Which lines in the listing below contain "Acrobat"? Copy each of them.

EXCERPTED DATA Block Start

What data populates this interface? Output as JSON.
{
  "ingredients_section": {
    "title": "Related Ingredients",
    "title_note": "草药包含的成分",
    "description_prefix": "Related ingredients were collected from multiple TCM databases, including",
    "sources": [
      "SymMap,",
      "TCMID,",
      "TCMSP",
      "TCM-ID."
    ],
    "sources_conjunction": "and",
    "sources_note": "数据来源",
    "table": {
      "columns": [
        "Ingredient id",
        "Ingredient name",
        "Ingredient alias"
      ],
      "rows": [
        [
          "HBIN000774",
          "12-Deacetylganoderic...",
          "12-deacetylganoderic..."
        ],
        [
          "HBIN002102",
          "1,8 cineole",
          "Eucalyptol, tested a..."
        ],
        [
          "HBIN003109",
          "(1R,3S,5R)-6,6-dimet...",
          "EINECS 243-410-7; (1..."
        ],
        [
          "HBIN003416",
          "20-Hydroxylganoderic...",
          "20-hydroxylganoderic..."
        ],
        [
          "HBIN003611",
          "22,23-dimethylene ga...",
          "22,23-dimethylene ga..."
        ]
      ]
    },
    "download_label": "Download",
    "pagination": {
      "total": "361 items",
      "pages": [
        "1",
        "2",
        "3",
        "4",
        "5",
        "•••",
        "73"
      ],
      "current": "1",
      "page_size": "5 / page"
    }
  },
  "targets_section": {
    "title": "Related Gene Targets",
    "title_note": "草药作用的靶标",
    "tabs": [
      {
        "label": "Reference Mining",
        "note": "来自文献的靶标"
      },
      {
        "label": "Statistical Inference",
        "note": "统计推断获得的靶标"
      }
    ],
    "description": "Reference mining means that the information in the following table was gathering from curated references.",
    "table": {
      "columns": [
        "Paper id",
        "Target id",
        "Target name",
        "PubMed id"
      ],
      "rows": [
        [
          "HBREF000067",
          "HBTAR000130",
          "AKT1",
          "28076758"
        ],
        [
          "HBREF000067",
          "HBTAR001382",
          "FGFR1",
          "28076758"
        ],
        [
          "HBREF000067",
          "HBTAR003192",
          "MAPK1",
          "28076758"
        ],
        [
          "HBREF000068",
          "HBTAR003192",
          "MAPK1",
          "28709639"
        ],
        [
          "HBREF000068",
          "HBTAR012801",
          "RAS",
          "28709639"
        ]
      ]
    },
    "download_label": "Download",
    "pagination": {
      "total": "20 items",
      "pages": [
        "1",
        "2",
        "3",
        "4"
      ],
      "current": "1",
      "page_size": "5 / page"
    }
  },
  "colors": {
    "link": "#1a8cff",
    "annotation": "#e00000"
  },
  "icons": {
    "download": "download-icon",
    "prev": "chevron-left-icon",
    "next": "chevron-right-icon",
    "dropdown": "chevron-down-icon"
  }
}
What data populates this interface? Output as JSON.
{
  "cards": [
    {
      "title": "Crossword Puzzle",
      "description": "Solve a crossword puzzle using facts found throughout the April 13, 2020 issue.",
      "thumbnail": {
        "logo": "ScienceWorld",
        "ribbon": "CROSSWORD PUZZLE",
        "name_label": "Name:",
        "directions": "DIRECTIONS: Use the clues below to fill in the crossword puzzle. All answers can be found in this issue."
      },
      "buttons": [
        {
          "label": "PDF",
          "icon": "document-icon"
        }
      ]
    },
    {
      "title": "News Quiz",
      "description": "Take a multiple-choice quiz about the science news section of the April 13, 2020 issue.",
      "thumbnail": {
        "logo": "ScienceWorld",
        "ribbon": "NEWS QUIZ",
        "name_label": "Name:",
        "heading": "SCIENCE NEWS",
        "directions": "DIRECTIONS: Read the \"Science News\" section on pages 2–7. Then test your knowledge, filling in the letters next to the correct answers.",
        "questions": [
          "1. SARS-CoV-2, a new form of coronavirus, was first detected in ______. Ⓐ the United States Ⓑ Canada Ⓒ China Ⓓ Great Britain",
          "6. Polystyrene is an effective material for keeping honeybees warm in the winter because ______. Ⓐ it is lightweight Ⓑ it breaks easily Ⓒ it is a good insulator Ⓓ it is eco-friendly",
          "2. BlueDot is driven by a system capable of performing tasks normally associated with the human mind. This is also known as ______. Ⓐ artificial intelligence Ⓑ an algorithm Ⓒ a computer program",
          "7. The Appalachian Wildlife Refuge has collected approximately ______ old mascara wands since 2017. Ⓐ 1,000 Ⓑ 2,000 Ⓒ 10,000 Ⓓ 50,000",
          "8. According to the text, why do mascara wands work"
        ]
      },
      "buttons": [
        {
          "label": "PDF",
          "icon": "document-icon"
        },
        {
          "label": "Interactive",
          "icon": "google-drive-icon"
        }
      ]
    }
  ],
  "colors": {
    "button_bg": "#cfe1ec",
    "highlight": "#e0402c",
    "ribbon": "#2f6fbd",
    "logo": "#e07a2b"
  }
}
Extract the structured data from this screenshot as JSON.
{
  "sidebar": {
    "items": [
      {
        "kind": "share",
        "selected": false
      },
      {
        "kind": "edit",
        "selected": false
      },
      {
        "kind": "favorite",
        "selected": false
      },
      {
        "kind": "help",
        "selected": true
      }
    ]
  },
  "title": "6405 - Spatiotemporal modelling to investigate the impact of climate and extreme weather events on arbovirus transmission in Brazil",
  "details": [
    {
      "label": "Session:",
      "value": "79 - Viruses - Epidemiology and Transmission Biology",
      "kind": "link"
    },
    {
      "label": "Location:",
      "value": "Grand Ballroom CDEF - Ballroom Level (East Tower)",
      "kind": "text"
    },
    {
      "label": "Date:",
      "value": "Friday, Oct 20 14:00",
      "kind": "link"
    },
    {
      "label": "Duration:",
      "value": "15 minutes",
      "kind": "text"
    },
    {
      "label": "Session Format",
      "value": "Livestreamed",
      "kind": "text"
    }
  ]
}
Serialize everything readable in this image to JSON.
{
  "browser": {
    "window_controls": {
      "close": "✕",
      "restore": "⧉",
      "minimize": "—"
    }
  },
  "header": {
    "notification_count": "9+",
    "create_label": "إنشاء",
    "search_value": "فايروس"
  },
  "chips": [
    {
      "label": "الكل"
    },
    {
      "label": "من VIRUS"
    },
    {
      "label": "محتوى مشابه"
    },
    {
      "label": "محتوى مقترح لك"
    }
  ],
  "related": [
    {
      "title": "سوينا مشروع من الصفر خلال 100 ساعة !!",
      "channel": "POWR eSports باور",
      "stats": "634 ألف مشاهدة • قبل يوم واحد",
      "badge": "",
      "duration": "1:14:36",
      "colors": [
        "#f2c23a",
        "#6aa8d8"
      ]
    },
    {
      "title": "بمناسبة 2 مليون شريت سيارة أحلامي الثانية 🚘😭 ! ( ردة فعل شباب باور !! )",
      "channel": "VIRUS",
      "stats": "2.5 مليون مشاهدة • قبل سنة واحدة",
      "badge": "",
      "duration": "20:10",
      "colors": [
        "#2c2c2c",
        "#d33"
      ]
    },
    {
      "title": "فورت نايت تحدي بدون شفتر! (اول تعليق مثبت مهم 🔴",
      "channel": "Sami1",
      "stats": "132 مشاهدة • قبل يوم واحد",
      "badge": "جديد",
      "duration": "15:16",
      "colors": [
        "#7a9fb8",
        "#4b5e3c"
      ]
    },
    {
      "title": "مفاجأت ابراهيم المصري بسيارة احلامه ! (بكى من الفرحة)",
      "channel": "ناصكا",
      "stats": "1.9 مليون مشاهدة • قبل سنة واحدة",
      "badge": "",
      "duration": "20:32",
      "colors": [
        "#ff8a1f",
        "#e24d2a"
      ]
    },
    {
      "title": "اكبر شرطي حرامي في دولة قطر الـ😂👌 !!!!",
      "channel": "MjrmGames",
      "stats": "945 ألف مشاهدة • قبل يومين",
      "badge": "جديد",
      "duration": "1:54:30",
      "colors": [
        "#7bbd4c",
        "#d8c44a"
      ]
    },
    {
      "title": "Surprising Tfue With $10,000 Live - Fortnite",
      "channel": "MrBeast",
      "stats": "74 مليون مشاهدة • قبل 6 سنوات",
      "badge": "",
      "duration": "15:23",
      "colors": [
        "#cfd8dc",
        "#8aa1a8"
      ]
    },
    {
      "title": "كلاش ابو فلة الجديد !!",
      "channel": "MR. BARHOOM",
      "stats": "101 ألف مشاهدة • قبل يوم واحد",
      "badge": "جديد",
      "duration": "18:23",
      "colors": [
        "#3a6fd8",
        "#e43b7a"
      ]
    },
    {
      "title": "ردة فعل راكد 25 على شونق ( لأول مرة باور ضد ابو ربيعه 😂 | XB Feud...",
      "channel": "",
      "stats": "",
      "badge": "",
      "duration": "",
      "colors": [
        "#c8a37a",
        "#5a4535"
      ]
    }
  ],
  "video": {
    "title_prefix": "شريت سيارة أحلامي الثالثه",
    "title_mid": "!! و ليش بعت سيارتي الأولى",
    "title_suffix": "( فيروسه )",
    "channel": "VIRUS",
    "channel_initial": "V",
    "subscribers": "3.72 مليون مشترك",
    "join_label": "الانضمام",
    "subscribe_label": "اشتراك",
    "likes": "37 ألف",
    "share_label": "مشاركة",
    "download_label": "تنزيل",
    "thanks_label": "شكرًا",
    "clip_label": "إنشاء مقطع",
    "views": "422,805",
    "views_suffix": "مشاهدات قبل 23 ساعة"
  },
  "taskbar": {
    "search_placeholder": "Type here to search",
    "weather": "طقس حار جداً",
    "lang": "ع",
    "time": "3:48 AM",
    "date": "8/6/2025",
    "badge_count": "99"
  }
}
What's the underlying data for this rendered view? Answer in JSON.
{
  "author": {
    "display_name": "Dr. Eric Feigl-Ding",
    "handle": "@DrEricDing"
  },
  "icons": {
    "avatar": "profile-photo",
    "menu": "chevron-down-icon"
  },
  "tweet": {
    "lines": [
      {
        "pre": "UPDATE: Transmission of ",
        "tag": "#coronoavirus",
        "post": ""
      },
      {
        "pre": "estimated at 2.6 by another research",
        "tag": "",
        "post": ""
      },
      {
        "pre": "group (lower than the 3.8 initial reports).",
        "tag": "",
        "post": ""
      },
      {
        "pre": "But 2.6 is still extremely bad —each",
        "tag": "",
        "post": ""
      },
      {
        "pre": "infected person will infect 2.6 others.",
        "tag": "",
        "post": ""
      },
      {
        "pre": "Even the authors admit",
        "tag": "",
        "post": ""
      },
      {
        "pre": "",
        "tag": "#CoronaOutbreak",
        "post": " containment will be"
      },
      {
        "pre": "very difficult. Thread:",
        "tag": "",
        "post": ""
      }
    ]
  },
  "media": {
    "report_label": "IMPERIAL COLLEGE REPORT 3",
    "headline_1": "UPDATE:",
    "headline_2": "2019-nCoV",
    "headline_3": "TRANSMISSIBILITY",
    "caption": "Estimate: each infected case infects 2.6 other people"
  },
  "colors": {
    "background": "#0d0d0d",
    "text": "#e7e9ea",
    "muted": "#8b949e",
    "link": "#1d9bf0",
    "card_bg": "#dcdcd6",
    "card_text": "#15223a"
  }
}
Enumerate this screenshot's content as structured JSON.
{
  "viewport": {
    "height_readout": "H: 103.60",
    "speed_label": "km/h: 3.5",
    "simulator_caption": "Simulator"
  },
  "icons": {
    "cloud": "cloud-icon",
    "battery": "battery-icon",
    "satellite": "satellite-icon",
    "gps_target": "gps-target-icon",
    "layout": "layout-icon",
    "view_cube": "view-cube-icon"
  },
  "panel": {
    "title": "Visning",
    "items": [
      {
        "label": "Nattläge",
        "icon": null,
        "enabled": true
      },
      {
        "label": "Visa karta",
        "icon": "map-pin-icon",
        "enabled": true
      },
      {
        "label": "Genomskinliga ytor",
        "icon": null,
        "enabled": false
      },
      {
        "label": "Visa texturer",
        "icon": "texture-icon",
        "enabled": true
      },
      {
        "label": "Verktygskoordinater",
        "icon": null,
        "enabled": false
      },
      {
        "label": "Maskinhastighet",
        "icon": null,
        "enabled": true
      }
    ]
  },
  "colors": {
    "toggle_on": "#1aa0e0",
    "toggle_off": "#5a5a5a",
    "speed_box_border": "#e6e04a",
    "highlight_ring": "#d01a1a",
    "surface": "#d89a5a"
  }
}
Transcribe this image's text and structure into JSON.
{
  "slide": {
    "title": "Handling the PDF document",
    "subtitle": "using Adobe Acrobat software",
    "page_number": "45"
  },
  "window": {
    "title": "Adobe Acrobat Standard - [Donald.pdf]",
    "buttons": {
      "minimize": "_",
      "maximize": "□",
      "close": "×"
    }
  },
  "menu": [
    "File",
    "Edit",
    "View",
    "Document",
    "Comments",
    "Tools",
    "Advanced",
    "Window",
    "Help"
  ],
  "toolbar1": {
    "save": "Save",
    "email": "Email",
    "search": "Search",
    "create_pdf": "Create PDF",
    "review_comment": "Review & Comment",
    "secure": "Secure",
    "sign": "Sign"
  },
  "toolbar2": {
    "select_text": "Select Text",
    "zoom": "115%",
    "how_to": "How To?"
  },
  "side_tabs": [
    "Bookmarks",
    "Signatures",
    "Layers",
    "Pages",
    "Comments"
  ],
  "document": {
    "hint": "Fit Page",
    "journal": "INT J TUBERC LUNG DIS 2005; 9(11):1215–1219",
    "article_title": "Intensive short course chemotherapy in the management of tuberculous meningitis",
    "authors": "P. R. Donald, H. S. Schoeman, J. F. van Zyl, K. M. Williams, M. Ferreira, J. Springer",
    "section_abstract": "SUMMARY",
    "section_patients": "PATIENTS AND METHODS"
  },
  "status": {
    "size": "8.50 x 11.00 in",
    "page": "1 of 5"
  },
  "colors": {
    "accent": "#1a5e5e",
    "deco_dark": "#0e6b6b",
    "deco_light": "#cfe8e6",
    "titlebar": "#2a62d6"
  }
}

EXCERPTED DATA Block End

### TASK ANSWER:
    "subtitle": "using Adobe Acrobat software",
    "title": "Adobe Acrobat Standard - [Donald.pdf]",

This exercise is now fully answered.